> _GOAL_: Among the records below, find each line that includes the string "ffffff" and copy it.

Dataset excerpts:
━━━━━━━━━━━━━━━━━━━━
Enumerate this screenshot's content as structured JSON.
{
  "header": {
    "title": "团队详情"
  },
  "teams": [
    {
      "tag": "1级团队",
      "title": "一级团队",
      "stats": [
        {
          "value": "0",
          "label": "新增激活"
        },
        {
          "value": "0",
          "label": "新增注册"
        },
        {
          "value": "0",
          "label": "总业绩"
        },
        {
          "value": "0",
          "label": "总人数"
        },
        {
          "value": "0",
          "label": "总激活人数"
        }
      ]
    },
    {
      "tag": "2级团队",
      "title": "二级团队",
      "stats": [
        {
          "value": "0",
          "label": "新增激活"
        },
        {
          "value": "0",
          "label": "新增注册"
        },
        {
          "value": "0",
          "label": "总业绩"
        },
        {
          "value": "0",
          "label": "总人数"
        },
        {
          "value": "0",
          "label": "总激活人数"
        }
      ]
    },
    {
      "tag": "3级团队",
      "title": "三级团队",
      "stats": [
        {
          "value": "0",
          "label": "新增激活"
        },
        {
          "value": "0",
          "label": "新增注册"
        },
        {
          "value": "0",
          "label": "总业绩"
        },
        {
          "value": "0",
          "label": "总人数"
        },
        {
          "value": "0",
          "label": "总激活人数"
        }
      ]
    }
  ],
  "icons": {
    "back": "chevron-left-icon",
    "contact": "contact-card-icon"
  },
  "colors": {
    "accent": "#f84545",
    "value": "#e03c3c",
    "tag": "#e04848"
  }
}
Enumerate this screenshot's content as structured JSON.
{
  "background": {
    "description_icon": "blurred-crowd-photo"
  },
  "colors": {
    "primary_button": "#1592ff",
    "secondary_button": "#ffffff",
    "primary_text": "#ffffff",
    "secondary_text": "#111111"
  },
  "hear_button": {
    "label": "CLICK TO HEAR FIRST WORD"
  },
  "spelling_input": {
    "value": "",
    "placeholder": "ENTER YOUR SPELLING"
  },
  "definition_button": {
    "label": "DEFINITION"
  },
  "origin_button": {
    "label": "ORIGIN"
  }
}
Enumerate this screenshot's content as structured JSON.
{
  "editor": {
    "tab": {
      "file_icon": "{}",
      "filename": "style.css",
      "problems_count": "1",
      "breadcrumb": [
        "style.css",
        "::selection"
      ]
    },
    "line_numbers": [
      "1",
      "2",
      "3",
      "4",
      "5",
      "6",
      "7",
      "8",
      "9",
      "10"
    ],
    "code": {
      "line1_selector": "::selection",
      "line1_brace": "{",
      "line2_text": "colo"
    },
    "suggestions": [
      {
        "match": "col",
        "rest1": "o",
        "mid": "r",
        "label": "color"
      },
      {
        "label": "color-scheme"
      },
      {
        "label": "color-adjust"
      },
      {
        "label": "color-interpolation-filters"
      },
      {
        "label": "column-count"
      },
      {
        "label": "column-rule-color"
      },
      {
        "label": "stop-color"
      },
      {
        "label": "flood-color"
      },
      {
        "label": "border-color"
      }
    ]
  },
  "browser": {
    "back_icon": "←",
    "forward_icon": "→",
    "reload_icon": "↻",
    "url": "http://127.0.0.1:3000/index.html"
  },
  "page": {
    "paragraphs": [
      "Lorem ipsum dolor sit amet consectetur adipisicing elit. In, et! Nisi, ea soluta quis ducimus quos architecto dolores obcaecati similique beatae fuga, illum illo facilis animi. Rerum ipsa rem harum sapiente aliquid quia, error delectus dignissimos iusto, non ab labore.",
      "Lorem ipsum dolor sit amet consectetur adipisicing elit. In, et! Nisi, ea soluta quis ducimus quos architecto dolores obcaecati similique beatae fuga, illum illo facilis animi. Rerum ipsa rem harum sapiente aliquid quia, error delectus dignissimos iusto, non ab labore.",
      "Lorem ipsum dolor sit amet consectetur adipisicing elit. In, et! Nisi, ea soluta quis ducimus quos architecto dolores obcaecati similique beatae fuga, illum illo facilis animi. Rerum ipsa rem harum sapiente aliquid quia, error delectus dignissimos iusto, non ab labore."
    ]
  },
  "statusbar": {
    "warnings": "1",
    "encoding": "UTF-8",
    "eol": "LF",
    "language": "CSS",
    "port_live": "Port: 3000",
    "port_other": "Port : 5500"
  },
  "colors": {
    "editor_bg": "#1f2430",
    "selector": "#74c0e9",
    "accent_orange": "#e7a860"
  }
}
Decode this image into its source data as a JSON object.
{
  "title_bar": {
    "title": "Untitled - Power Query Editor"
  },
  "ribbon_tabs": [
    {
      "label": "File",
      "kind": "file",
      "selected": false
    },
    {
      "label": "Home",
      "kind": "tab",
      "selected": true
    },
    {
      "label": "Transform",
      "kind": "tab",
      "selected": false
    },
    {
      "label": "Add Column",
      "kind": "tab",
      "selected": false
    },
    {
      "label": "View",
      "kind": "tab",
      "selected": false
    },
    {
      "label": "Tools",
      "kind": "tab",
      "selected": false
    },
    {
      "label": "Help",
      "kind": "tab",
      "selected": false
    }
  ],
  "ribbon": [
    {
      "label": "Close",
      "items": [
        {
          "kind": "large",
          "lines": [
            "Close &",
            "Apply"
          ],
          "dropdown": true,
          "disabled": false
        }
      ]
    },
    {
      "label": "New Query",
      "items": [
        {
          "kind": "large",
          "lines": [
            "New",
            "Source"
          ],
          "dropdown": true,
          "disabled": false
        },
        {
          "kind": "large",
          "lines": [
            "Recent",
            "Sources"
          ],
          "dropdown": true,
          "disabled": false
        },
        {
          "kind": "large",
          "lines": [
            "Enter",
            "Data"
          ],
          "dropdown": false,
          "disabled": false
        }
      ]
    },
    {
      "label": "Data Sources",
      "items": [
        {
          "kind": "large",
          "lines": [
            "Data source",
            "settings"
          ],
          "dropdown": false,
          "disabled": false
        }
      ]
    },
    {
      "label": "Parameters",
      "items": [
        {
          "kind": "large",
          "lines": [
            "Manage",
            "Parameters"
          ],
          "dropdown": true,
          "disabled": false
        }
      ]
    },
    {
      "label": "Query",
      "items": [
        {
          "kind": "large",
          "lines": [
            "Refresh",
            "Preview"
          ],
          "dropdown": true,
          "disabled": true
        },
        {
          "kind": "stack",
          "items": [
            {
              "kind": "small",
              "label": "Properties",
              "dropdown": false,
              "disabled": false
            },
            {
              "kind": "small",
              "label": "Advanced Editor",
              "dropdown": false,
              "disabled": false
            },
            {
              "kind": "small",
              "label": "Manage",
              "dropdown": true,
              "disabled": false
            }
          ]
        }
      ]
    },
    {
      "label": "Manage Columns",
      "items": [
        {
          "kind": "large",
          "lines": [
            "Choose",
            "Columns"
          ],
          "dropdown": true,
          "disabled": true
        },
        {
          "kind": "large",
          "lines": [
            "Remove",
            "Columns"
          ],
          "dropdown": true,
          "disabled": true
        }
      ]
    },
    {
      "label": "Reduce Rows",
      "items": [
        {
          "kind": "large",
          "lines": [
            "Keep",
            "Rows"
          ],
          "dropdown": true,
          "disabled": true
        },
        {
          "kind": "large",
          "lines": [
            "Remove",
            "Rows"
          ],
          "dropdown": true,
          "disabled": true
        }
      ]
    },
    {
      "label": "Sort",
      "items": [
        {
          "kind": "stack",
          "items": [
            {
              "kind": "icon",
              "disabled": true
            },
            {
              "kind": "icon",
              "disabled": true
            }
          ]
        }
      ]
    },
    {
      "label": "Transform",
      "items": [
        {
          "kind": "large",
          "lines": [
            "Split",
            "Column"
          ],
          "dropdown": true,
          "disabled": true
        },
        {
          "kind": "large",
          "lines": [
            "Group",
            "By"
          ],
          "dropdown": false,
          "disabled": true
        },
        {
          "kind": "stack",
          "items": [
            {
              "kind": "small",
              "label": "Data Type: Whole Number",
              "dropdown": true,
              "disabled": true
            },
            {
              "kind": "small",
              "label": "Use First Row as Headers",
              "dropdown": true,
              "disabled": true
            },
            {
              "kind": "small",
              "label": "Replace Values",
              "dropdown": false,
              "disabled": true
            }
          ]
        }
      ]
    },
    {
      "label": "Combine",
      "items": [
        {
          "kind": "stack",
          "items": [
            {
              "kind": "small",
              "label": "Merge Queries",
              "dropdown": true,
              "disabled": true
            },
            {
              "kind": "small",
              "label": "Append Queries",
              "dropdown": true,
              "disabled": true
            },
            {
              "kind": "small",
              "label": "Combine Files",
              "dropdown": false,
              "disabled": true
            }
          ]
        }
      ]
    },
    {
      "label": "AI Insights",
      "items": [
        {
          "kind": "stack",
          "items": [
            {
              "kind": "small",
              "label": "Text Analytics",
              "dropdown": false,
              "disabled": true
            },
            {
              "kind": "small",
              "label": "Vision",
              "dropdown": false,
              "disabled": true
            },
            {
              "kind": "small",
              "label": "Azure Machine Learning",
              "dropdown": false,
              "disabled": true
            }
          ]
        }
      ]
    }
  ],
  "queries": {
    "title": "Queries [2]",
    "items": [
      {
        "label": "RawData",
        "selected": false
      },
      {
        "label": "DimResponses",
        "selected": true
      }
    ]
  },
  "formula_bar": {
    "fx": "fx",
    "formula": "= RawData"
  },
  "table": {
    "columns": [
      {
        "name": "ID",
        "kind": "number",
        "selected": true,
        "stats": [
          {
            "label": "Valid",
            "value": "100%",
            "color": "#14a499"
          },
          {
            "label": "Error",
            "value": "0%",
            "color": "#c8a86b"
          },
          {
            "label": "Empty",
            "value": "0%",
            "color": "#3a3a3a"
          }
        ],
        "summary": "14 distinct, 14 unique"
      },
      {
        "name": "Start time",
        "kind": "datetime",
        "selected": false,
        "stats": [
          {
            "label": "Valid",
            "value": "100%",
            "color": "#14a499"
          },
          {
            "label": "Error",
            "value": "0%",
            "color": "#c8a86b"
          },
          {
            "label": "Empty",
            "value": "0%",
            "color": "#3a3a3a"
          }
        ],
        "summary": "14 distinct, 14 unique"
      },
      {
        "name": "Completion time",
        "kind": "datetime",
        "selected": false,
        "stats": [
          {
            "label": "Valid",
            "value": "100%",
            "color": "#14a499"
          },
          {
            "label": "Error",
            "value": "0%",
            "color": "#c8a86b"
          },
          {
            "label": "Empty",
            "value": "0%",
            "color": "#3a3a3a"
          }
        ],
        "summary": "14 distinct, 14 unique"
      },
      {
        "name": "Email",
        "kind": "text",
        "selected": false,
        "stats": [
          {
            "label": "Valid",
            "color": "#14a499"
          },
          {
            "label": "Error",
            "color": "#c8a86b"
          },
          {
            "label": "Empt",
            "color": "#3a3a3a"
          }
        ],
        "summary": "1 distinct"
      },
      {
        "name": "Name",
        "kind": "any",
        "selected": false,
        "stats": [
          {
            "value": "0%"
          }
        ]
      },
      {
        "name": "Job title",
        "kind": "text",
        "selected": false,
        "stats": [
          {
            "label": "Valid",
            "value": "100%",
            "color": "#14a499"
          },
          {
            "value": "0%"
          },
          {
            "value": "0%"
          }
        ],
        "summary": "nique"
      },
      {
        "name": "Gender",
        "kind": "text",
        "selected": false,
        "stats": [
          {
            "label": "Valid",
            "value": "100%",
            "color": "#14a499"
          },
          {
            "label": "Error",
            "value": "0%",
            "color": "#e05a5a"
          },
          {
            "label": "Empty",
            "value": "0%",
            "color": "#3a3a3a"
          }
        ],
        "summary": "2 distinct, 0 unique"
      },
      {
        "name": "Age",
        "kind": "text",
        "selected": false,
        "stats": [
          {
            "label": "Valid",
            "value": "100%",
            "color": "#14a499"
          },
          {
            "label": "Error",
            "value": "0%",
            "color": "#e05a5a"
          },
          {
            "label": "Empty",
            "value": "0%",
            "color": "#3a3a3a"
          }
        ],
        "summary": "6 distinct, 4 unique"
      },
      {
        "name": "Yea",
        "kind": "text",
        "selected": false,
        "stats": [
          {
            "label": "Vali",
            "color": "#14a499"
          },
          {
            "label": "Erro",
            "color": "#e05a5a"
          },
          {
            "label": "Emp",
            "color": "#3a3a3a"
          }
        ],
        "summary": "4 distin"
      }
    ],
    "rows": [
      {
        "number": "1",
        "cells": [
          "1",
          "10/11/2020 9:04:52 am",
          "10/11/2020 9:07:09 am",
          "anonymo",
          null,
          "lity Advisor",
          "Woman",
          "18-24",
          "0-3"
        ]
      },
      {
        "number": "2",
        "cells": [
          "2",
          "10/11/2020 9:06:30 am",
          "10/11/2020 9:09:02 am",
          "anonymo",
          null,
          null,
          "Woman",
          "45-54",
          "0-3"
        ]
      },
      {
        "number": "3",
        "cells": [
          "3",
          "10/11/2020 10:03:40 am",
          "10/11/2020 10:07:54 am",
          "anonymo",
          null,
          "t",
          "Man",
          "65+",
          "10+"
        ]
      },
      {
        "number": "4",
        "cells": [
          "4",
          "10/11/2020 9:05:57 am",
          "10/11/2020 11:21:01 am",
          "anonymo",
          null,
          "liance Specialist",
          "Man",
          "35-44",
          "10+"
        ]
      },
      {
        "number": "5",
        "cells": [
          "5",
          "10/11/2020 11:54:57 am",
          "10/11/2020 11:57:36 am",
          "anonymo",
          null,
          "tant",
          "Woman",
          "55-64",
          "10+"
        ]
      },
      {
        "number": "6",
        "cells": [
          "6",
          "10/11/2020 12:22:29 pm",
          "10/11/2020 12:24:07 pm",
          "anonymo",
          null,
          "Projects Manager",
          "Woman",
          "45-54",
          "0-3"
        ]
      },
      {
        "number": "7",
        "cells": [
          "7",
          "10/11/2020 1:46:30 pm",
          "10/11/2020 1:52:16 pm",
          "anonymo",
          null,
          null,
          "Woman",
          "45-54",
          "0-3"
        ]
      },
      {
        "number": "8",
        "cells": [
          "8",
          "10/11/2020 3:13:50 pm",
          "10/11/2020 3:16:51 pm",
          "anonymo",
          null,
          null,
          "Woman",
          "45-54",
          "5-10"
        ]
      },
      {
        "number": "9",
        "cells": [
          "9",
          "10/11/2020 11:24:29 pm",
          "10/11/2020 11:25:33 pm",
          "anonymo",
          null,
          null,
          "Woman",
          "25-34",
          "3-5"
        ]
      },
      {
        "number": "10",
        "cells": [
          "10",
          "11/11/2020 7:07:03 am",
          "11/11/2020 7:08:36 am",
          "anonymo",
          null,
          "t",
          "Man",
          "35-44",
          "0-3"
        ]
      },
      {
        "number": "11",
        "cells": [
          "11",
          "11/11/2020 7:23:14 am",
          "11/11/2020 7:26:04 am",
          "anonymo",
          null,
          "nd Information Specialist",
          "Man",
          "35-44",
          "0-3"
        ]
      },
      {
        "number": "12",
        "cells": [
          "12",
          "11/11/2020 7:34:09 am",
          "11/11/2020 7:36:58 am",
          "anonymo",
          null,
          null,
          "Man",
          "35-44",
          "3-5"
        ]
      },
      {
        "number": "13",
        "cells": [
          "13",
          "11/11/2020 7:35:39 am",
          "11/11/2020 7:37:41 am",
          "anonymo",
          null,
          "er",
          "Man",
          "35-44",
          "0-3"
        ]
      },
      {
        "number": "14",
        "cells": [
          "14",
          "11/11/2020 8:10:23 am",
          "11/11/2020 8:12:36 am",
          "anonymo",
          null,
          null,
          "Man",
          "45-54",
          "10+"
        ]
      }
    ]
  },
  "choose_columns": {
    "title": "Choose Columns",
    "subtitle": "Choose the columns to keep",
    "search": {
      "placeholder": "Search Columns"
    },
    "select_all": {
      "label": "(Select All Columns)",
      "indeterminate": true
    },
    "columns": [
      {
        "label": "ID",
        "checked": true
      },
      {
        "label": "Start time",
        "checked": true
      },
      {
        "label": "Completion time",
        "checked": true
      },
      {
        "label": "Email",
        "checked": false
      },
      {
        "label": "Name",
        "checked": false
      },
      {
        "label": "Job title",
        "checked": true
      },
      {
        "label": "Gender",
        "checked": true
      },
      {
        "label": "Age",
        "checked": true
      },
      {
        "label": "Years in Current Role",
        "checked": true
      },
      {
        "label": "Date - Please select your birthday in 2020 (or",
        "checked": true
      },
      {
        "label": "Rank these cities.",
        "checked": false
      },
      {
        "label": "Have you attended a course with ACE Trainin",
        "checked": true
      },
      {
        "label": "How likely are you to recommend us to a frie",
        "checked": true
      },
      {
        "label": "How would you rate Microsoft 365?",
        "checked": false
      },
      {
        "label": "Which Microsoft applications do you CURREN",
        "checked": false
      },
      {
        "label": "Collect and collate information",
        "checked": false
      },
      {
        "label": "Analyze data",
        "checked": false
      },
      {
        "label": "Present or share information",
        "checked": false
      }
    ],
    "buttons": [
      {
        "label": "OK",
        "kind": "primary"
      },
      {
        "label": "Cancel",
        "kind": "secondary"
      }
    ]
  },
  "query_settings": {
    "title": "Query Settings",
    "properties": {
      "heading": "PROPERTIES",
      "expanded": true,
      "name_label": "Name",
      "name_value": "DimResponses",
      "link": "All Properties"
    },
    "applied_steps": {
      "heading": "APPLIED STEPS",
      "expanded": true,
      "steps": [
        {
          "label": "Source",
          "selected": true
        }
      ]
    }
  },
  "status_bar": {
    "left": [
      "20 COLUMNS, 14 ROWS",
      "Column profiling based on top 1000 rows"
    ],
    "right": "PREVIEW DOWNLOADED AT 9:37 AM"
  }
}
━━━━━━━━━━━━━━━━━━━━
> _TASK SOLUTION_:
    "secondary_button": "#ffffff",
    "primary_text": "#ffffff",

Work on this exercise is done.